• [GOAL]: Reproduce everything from the start of the records down to the line that contains "cell-cl: 3 (702, 365, 708, 375)", switching "cell-best" to "cell-fastest" and leaving all else unchanged.
--- start INPUT RECORDS ---
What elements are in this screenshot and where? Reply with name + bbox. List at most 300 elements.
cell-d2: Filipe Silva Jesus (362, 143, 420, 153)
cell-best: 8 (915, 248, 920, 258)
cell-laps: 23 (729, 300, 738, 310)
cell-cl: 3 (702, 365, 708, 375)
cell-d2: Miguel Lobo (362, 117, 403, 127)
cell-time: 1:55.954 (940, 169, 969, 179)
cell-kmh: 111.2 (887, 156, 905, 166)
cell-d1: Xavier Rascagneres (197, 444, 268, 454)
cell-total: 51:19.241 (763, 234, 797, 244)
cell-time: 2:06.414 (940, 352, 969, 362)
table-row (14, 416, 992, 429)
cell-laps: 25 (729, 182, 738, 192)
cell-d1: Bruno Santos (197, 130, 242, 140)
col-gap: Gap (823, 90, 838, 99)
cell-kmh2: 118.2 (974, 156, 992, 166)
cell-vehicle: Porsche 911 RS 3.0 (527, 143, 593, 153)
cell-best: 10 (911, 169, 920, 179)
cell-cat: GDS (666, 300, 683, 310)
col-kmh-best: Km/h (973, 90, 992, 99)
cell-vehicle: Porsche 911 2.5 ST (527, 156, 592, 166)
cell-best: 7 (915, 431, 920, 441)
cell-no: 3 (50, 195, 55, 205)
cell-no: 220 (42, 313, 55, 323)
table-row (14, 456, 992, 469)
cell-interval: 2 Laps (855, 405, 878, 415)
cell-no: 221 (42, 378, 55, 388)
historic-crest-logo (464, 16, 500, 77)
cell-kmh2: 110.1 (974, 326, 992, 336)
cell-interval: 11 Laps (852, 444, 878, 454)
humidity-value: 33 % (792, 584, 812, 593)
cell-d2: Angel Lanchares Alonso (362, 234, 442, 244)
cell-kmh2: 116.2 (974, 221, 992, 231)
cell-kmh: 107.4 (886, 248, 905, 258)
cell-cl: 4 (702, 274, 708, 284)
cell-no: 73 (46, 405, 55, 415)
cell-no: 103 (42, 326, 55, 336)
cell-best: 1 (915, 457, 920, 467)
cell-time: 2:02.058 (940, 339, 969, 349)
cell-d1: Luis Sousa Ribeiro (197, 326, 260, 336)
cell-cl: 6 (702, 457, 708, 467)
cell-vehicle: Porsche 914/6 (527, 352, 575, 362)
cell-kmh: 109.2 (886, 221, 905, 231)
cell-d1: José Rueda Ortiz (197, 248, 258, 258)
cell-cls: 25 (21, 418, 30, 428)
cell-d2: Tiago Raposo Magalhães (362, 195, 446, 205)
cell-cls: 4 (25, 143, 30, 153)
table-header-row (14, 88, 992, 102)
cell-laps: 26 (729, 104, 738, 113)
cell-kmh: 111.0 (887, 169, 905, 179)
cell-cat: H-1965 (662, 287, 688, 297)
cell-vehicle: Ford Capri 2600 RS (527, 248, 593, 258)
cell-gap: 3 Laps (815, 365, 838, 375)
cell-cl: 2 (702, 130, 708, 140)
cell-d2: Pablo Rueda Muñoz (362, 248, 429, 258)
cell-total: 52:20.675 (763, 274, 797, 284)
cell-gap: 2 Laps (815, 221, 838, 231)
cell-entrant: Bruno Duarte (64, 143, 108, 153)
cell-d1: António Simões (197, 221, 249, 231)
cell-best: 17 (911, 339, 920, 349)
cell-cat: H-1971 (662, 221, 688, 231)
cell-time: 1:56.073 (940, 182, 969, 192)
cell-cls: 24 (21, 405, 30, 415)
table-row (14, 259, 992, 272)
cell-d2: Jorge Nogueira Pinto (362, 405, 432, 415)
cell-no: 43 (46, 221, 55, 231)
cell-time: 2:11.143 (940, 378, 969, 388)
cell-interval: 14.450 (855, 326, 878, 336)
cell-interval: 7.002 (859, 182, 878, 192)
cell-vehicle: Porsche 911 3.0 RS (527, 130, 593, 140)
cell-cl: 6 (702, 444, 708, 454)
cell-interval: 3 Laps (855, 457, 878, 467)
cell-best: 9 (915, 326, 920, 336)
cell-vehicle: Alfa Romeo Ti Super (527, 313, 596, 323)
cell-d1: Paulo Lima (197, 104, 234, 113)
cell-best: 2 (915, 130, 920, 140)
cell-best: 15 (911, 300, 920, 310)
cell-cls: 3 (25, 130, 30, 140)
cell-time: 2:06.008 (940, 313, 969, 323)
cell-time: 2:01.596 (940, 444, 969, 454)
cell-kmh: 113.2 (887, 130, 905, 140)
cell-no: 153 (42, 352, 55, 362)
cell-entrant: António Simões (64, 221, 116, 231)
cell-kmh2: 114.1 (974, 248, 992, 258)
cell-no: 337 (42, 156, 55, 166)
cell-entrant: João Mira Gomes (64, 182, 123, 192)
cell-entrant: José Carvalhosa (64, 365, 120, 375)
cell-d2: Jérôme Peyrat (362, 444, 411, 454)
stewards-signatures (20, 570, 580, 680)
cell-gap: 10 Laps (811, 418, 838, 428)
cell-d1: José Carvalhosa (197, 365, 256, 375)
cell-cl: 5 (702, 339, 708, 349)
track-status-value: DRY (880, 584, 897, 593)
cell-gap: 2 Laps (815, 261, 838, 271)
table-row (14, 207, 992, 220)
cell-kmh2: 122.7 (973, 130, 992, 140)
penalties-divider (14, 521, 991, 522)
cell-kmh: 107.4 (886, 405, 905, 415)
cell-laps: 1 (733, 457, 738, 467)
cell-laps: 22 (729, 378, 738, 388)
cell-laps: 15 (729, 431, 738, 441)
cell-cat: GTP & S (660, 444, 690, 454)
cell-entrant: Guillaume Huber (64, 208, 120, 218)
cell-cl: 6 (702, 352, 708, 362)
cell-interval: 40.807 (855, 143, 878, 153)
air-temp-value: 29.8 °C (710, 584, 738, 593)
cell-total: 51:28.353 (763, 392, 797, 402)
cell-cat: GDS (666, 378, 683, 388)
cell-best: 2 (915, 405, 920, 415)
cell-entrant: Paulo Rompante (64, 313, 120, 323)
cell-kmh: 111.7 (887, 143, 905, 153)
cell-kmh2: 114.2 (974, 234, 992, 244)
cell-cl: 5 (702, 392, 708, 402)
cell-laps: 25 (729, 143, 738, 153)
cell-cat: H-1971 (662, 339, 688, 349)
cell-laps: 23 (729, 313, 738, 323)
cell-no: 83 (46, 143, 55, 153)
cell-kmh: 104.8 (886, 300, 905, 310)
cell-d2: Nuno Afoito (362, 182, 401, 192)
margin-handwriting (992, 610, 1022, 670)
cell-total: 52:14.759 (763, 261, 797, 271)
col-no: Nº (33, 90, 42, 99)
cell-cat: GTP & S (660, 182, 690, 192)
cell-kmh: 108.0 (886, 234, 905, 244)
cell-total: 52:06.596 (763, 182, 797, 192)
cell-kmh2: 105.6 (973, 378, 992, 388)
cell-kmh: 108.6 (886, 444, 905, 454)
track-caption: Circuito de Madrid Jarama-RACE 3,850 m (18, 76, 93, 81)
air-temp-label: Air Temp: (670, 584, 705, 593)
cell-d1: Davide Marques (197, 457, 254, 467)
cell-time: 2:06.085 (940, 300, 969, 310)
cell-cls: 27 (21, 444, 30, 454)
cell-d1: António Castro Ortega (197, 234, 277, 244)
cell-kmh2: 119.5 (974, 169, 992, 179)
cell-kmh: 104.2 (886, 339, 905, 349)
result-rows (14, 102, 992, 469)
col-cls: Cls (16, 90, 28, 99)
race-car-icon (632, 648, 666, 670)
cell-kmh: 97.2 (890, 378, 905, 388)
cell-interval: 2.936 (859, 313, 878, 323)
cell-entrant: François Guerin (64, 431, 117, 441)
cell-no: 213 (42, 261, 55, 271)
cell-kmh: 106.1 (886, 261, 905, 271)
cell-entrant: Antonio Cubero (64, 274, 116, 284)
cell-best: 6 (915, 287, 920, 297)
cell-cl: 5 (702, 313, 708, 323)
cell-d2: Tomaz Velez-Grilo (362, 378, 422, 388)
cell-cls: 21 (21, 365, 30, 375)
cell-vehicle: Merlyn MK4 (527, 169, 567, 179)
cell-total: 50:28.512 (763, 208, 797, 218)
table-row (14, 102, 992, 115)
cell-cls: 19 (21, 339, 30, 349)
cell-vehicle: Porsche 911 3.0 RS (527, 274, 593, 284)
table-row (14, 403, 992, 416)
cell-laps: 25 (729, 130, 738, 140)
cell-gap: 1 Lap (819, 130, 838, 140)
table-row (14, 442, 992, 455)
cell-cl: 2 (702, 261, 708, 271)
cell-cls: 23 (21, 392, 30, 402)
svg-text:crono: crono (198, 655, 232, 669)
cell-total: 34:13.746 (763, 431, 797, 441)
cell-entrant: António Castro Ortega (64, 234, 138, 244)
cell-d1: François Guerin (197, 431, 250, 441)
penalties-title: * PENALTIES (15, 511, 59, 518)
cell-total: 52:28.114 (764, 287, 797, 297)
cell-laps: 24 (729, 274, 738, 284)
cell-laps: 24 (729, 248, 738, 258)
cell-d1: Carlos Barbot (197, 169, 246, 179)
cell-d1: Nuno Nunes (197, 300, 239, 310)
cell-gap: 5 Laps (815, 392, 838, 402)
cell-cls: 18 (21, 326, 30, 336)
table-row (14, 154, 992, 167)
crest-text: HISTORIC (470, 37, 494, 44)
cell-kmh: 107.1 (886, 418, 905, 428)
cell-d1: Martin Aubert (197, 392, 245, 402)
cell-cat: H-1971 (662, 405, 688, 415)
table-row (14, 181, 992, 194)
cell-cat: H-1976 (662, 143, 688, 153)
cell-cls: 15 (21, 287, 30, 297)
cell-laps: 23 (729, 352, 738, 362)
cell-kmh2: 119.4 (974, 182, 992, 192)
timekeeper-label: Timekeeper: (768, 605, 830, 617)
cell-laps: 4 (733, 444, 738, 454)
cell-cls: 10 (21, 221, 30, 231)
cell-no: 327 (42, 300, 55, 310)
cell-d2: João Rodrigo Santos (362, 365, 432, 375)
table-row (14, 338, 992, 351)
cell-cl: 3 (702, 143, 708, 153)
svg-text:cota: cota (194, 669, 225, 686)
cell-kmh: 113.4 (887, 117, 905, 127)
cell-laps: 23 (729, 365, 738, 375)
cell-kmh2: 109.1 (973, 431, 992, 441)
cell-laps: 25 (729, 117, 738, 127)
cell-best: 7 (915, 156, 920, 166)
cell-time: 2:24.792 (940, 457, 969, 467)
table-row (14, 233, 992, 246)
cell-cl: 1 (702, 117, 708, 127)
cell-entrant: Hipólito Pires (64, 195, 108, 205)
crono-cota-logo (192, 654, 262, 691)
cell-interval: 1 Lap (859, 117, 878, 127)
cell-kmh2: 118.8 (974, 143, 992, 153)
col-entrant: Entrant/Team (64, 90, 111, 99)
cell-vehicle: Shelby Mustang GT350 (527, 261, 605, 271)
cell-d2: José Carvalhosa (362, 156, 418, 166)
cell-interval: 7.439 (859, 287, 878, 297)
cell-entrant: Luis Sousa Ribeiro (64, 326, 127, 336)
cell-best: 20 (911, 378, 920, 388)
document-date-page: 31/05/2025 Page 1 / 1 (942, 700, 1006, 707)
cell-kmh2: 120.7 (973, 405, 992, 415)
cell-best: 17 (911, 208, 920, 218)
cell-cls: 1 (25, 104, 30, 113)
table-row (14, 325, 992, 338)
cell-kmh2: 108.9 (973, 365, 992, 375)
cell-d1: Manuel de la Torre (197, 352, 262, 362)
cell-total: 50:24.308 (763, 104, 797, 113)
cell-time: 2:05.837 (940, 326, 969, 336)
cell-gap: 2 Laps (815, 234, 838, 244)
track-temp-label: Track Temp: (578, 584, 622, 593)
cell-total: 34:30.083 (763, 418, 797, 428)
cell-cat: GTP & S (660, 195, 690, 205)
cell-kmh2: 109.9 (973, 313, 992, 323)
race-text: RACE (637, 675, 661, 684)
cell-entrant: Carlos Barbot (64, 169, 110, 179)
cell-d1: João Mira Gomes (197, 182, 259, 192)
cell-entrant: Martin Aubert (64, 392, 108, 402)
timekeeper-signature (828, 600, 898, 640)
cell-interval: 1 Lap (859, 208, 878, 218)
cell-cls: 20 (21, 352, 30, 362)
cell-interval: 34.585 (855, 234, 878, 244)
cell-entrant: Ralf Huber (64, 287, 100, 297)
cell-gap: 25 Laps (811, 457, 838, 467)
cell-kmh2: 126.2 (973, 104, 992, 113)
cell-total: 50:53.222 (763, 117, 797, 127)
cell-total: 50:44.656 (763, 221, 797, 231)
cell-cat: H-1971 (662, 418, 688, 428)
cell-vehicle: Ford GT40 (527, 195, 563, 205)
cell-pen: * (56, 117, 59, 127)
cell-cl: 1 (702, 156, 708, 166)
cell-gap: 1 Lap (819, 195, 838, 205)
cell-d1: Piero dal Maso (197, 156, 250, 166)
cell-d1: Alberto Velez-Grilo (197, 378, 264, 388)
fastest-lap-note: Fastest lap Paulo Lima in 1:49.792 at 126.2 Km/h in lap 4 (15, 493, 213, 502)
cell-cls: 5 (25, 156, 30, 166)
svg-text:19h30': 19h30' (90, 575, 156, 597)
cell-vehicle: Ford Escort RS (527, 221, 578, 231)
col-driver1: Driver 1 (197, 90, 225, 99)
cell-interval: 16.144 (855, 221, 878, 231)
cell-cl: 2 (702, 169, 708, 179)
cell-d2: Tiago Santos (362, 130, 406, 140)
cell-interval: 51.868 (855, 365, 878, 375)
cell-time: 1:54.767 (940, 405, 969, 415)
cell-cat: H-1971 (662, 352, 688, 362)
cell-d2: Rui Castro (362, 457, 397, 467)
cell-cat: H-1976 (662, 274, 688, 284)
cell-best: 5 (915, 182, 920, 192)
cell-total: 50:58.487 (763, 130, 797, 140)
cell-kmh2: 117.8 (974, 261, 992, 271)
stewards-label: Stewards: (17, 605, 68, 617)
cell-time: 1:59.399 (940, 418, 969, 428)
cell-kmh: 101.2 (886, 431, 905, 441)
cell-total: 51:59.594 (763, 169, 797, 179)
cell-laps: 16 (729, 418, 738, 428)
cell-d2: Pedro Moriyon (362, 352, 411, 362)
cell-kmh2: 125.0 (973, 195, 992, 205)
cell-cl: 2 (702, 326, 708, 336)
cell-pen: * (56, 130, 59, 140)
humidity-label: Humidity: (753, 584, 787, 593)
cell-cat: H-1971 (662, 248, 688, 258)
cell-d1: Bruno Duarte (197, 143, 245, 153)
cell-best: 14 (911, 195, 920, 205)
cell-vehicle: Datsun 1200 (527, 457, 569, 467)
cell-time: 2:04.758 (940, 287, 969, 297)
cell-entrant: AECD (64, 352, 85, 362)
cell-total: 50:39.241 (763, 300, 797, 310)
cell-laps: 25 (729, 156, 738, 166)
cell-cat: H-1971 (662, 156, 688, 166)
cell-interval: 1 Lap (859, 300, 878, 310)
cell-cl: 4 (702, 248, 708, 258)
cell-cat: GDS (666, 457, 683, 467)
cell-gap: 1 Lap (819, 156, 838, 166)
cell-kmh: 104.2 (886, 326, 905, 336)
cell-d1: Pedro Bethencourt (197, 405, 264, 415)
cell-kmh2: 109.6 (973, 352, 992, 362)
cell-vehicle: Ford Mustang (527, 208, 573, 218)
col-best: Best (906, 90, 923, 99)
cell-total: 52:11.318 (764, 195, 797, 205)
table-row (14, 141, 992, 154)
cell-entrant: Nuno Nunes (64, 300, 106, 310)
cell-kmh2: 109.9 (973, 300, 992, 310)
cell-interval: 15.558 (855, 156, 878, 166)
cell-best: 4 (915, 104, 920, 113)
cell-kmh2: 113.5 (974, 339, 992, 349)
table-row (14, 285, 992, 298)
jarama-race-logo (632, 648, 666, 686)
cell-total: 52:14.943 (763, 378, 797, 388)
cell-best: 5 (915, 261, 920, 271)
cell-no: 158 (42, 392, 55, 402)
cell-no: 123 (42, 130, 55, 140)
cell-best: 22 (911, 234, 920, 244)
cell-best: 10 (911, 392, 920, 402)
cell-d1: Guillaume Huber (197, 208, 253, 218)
--- end INPUT RECORDS ---
• [RESPONSE TO THIS EXERCISE]:
What elements are in this screenshot and where? Reply with name + bbox. List at most 300 elements.
cell-d2: Filipe Silva Jesus (362, 143, 420, 153)
cell-fastest: 8 (915, 248, 920, 258)
cell-laps: 23 (729, 300, 738, 310)
cell-cl: 3 (702, 365, 708, 375)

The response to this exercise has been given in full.